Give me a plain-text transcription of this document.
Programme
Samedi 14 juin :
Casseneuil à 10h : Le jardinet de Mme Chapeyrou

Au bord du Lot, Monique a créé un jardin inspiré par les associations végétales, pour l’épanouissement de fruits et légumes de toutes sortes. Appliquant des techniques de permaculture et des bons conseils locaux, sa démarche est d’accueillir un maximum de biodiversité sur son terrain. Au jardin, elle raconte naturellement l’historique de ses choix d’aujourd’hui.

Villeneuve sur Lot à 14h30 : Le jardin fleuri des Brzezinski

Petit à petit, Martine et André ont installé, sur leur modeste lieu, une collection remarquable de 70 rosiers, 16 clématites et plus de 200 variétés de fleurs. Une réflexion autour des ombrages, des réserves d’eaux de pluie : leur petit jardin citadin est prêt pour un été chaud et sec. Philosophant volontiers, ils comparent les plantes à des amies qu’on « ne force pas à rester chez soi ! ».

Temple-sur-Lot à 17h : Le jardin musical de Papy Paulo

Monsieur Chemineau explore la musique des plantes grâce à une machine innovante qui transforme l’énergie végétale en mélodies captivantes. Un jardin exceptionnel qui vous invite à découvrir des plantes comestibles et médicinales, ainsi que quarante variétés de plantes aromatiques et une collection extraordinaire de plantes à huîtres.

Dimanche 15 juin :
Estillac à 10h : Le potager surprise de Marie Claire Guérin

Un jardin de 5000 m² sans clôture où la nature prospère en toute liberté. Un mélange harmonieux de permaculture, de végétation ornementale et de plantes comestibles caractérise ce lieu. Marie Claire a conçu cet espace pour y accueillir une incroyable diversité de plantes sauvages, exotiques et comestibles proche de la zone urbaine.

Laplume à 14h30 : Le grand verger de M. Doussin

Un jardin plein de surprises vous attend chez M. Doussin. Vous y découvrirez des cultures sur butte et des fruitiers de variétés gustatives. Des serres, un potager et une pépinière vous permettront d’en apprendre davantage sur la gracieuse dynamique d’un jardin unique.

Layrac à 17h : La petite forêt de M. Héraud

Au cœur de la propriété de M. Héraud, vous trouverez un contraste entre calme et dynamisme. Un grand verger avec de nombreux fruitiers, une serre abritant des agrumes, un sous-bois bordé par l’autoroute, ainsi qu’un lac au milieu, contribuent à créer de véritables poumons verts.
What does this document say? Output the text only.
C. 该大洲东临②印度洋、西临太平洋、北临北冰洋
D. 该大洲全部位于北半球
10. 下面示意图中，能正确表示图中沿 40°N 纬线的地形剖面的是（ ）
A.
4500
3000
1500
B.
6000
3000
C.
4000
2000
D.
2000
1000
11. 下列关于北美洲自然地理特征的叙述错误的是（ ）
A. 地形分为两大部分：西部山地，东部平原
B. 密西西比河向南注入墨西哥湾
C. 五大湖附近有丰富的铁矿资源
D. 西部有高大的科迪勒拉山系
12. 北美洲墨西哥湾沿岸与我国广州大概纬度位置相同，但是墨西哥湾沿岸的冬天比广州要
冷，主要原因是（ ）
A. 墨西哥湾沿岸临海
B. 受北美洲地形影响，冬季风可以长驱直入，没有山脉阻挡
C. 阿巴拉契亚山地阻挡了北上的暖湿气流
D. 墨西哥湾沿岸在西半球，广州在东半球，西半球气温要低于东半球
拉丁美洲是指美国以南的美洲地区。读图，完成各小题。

Objective: Give the number of lines that carry the word "text", with nothing added.

Solution: 2